* **WORK TO BE COMPLETED**: Please quote every line word for word.

* **DATA PROVIDED**:

○ ○ ○

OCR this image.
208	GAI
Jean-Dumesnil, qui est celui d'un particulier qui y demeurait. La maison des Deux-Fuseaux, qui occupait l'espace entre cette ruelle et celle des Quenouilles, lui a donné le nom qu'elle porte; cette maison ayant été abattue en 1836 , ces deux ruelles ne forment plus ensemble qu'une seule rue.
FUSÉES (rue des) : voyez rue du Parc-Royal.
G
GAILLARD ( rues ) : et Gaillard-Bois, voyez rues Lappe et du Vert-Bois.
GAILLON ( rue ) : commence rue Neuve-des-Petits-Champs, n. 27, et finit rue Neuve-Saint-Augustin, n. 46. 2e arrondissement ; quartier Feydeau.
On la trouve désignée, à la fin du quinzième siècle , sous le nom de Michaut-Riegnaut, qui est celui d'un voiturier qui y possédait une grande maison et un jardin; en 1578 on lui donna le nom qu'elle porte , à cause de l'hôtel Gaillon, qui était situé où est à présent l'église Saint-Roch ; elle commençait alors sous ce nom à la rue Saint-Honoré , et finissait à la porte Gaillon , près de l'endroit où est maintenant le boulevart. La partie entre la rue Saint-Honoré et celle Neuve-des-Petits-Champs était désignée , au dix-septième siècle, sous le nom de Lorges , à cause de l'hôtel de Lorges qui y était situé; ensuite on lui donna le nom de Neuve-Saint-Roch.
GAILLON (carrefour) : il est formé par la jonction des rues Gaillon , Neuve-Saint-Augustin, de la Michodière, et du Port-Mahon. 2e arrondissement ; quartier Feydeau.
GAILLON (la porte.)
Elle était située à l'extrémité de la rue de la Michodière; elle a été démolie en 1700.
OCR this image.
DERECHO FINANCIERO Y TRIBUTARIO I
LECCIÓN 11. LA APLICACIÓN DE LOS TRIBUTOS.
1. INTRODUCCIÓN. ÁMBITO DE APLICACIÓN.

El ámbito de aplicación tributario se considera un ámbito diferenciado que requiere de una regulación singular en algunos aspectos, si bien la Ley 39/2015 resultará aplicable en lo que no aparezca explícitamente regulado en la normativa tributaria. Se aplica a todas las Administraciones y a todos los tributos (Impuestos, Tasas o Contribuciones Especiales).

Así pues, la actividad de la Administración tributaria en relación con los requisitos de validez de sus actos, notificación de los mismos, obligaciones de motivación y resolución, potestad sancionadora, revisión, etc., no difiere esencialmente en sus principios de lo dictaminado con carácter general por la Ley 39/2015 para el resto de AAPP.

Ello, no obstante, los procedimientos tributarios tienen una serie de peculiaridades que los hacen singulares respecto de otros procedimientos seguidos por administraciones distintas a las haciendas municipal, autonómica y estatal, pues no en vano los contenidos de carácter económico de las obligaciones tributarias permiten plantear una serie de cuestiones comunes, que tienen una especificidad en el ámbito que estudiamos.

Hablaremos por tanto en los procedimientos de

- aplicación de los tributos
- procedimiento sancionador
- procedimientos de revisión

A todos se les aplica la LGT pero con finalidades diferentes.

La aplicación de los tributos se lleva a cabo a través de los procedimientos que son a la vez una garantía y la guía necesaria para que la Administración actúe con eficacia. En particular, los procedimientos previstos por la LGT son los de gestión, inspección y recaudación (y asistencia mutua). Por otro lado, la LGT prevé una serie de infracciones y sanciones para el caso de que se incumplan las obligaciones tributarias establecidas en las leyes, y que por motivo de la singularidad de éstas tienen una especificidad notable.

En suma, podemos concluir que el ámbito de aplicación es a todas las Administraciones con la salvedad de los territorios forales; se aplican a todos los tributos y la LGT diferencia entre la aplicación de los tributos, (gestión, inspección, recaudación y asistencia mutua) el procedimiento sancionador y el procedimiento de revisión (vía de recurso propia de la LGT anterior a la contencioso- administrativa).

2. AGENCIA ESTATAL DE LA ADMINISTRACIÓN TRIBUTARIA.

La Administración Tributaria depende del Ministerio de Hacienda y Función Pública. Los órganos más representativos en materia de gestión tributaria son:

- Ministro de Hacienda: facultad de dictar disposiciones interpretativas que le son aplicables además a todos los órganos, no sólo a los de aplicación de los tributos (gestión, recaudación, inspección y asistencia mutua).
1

○ ○ ○

* **EXERCISE RESULT**:
OCR this image.
208	GAI
Jean-Dumesnil, qui est celui d'un particulier qui y demeurait. La maison des Deux-Fuseaux, qui occupait l'espace entre cette ruelle et celle des Quenouilles, lui a donné le nom qu'elle porte; cette maison ayant été abattue en 1836 , ces deux ruelles ne forment plus ensemble qu'une seule rue.
FUSÉES (rue des) : voyez rue du Parc-Royal.
G
GAILLARD ( rues ) : et Gaillard-Bois, voyez rues Lappe et du Vert-Bois.
GAILLON ( rue ) : commence rue Neuve-des-Petits-Champs, n. 27, et finit rue Neuve-Saint-Augustin, n. 46. 2e arrondissement ; quartier Feydeau.
On la trouve désignée, à la fin du quinzième siècle , sous le nom de Michaut-Riegnaut, qui est celui d'un voiturier qui y possédait une grande maison et un jardin; en 1578 on lui donna le nom qu'elle porte , à cause de l'hôtel Gaillon, qui était situé où est à présent l'église Saint-Roch ; elle commençait alors sous ce nom à la rue Saint-Honoré , et finissait à la porte Gaillon , près de l'endroit où est maintenant le boulevart. La partie entre la rue Saint-Honoré et celle Neuve-des-Petits-Champs était désignée , au dix-septième siècle, sous le nom de Lorges , à cause de l'hôtel de Lorges qui y était situé; ensuite on lui donna le nom de Neuve-Saint-Roch.
GAILLON (carrefour) : il est formé par la jonction des rues Gaillon , Neuve-Saint-Augustin, de la Michodière, et du Port-Mahon. 2e arrondissement ; quartier Feydeau.
GAILLON (la porte.)
Elle était située à l'extrémité de la rue de la Michodière; elle a été démolie en 1700.
OCR this image.
DERECHO FINANCIERO Y TRIBUTARIO I
LECCIÓN 11. LA APLICACIÓN DE LOS TRIBUTOS.
1. INTRODUCCIÓN. ÁMBITO DE APLICACIÓN.

El ámbito de aplicación tributario se considera un ámbito diferenciado que requiere de una regulación singular en algunos aspectos, si bien la Ley 39/2015 resultará aplicable en lo que no aparezca explícitamente regulado en la normativa tributaria. Se aplica a todas las Administraciones y a todos los tributos (Impuestos, Tasas o Contribuciones Especiales).

Así pues, la actividad de la Administración tributaria en relación con los requisitos de validez de sus actos, notificación de los mismos, obligaciones de motivación y resolución, potestad sancionadora, revisión, etc., no difiere esencialmente en sus principios de lo dictaminado con carácter general por la Ley 39/2015 para el resto de AAPP.

Ello, no obstante, los procedimientos tributarios tienen una serie de peculiaridades que los hacen singulares respecto de otros procedimientos seguidos por administraciones distintas a las haciendas municipal, autonómica y estatal, pues no en vano los contenidos de carácter económico de las obligaciones tributarias permiten plantear una serie de cuestiones comunes, que tienen una especificidad en el ámbito que estudiamos.

Hablaremos por tanto en los procedimientos de

- aplicación de los tributos
- procedimiento sancionador
- procedimientos de revisión

A todos se les aplica la LGT pero con finalidades diferentes.

La aplicación de los tributos se lleva a cabo a través de los procedimientos que son a la vez una garantía y la guía necesaria para que la Administración actúe con eficacia. En particular, los procedimientos previstos por la LGT son los de gestión, inspección y recaudación (y asistencia mutua). Por otro lado, la LGT prevé una serie de infracciones y sanciones para el caso de que se incumplan las obligaciones tributarias establecidas en las leyes, y que por motivo de la singularidad de éstas tienen una especificidad notable.

En suma, podemos concluir que el ámbito de aplicación es a todas las Administraciones con la salvedad de los territorios forales; se aplican a todos los tributos y la LGT diferencia entre la aplicación de los tributos, (gestión, inspección, recaudación y asistencia mutua) el procedimiento sancionador y el procedimiento de revisión (vía de recurso propia de la LGT anterior a la contencioso- administrativa).

2. AGENCIA ESTATAL DE LA ADMINISTRACIÓN TRIBUTARIA.

La Administración Tributaria depende del Ministerio de Hacienda y Función Pública. Los órganos más representativos en materia de gestión tributaria son:

- Ministro de Hacienda: facultad de dictar disposiciones interpretativas que le son aplicables además a todos los órganos, no sólo a los de aplicación de los tributos (gestión, recaudación, inspección y asistencia mutua).
1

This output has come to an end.